[Begin]

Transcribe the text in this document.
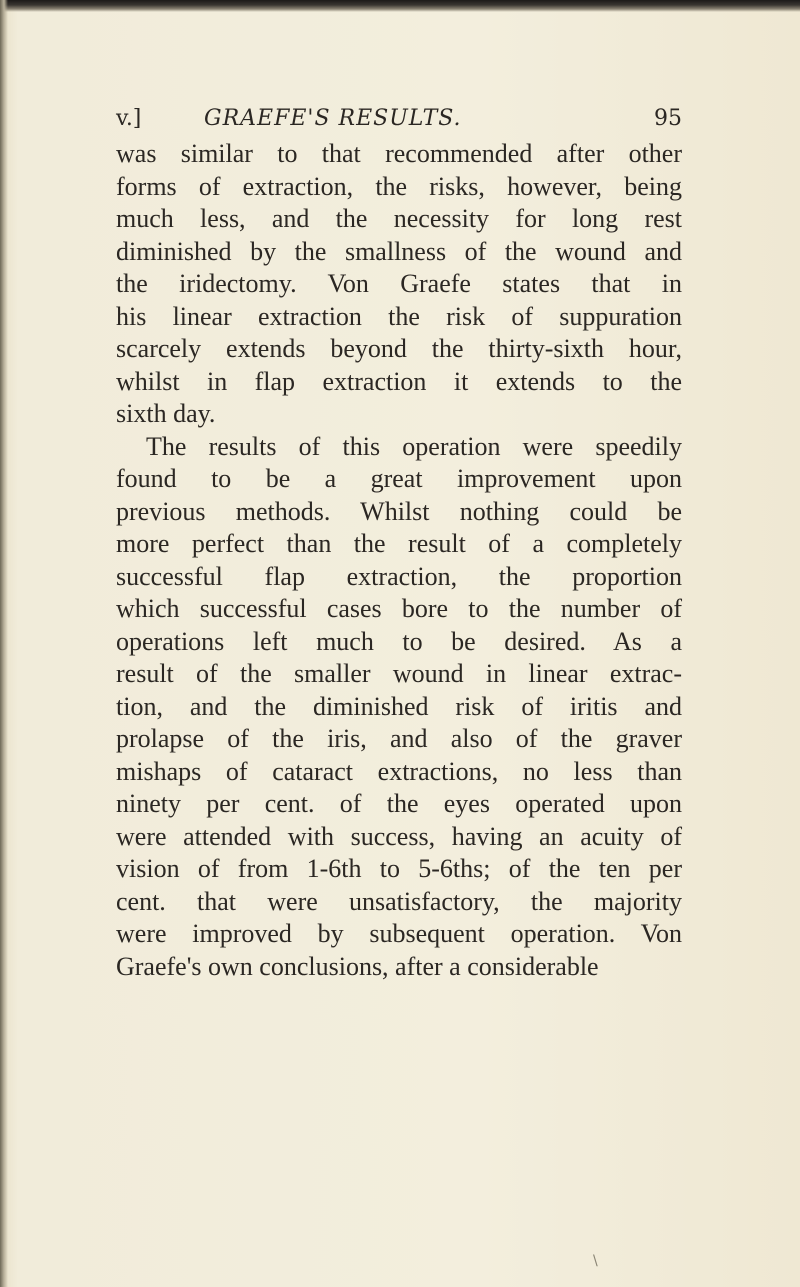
v.]	GRAEFE'S RESULTS.	95
was similar to that recommended after other
forms of extraction, the risks, however, being
much less, and the necessity for long rest
diminished by the smallness of the wound and
the iridectomy. Von Graefe states that in
his linear extraction the risk of suppuration
scarcely extends beyond the thirty-sixth hour,
whilst in flap extraction it extends to the
sixth day.
The results of this operation were speedily
found to be a great improvement upon
previous methods. Whilst nothing could be
more perfect than the result of a completely
successful flap extraction, the proportion
which successful cases bore to the number of
operations left much to be desired. As a
result of the smaller wound in linear extrac-
tion, and the diminished risk of iritis and
prolapse of the iris, and also of the graver
mishaps of cataract extractions, no less than
ninety per cent. of the eyes operated upon
were attended with success, having an acuity of
vision of from 1-6th to 5-6ths; of the ten per
cent. that were unsatisfactory, the majority
were improved by subsequent operation. Von
Graefe's own conclusions, after a considerable
\
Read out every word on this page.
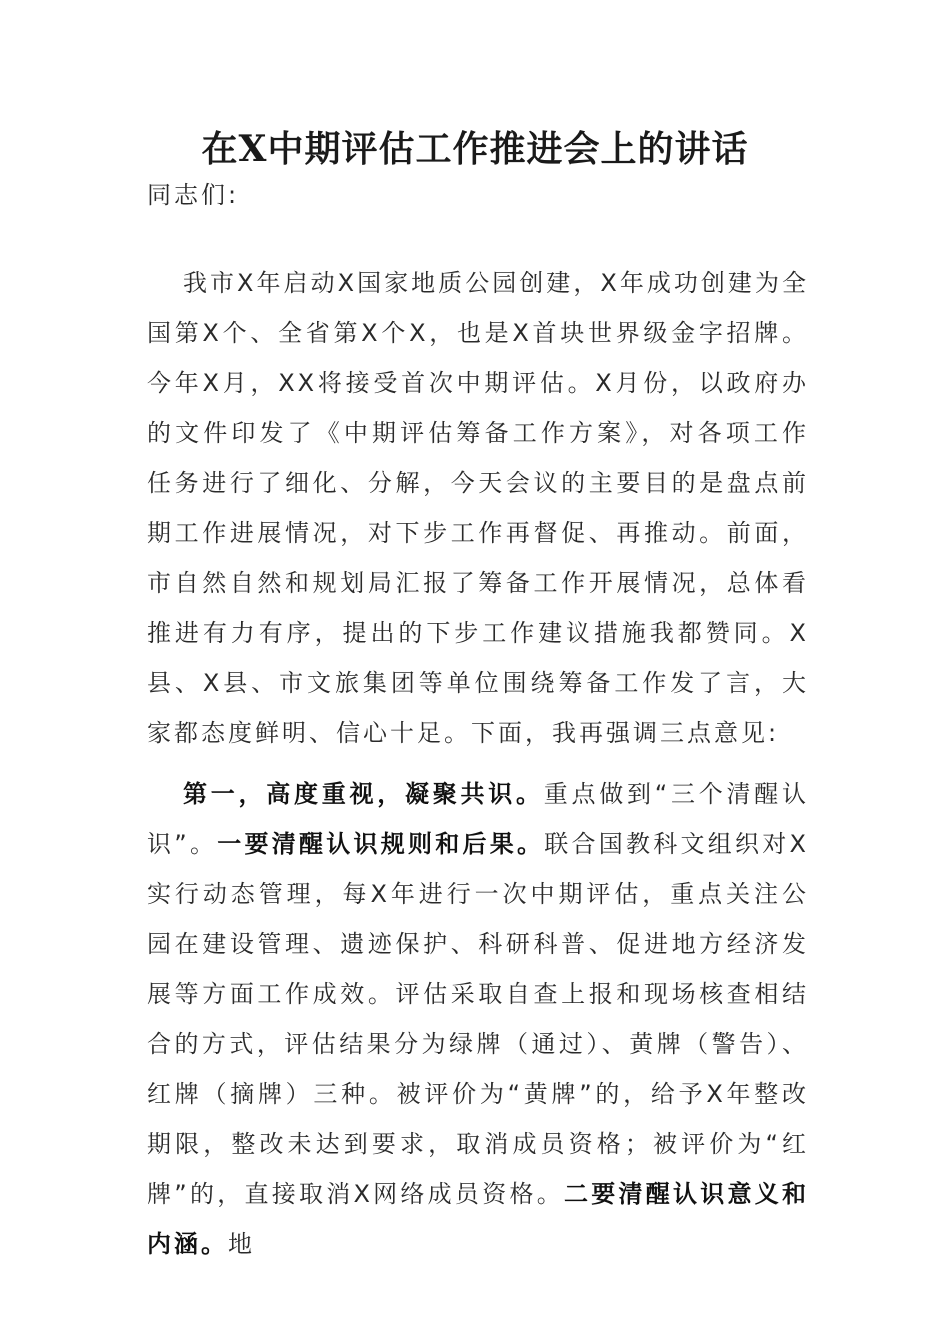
在X中期评估工作推进会上的讲话
同志们:
我市X年启动X国家地质公园创建，X年成功创建为全国第X个、全省第X个X，也是X首块世界级金字招牌。今年X月，XX将接受首次中期评估。X月份，以政府办的文件印发了《中期评估筹备工作方案》，对各项工作任务进行了细化、分解，今天会议的主要目的是盘点前期工作进展情况，对下步工作再督促、再推动。前面，市自然自然和规划局汇报了筹备工作开展情况，总体看推进有力有序，提出的下步工作建议措施我都赞同。X县、X县、市文旅集团等单位围绕筹备工作发了言，大家都态度鲜明、信心十足。下面，我再强调三点意见:
第一，高度重视，凝聚共识。重点做到“三个清醒认识”。一要清醒认识规则和后果。联合国教科文组织对X实行动态管理，每X年进行一次中期评估，重点关注公园在建设管理、遗迹保护、科研科普、促进地方经济发展等方面工作成效。评估采取自查上报和现场核查相结合的方式，评估结果分为绿牌（通过）、黄牌（警告）、红牌（摘牌）三种。被评价为“黄牌”的，给予X年整改期限，整改未达到要求，取消成员资格；被评价为“红牌”的，直接取消X网络成员资格。二要清醒认识意义和内涵。地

[End]

(WHAT IS ASKED):
Pictures in the records above are not copied; print everything else exactly.

(PROBLEM SOLUTION):
Transcribe the text in this document.
v.]	GRAEFE'S RESULTS.	95
was similar to that recommended after other
forms of extraction, the risks, however, being
much less, and the necessity for long rest
diminished by the smallness of the wound and
the iridectomy. Von Graefe states that in
his linear extraction the risk of suppuration
scarcely extends beyond the thirty-sixth hour,
whilst in flap extraction it extends to the
sixth day.
The results of this operation were speedily
found to be a great improvement upon
previous methods. Whilst nothing could be
more perfect than the result of a completely
successful flap extraction, the proportion
which successful cases bore to the number of
operations left much to be desired. As a
result of the smaller wound in linear extrac-
tion, and the diminished risk of iritis and
prolapse of the iris, and also of the graver
mishaps of cataract extractions, no less than
ninety per cent. of the eyes operated upon
were attended with success, having an acuity of
vision of from 1-6th to 5-6ths; of the ten per
cent. that were unsatisfactory, the majority
were improved by subsequent operation. Von
Graefe's own conclusions, after a considerable
\
Read out every word on this page.
在X中期评估工作推进会上的讲话
同志们:
我市X年启动X国家地质公园创建，X年成功创建为全国第X个、全省第X个X，也是X首块世界级金字招牌。今年X月，XX将接受首次中期评估。X月份，以政府办的文件印发了《中期评估筹备工作方案》，对各项工作任务进行了细化、分解，今天会议的主要目的是盘点前期工作进展情况，对下步工作再督促、再推动。前面，市自然自然和规划局汇报了筹备工作开展情况，总体看推进有力有序，提出的下步工作建议措施我都赞同。X县、X县、市文旅集团等单位围绕筹备工作发了言，大家都态度鲜明、信心十足。下面，我再强调三点意见:
第一，高度重视，凝聚共识。重点做到“三个清醒认识”。一要清醒认识规则和后果。联合国教科文组织对X实行动态管理，每X年进行一次中期评估，重点关注公园在建设管理、遗迹保护、科研科普、促进地方经济发展等方面工作成效。评估采取自查上报和现场核查相结合的方式，评估结果分为绿牌（通过）、黄牌（警告）、红牌（摘牌）三种。被评价为“黄牌”的，给予X年整改期限，整改未达到要求，取消成员资格；被评价为“红牌”的，直接取消X网络成员资格。二要清醒认识意义和内涵。地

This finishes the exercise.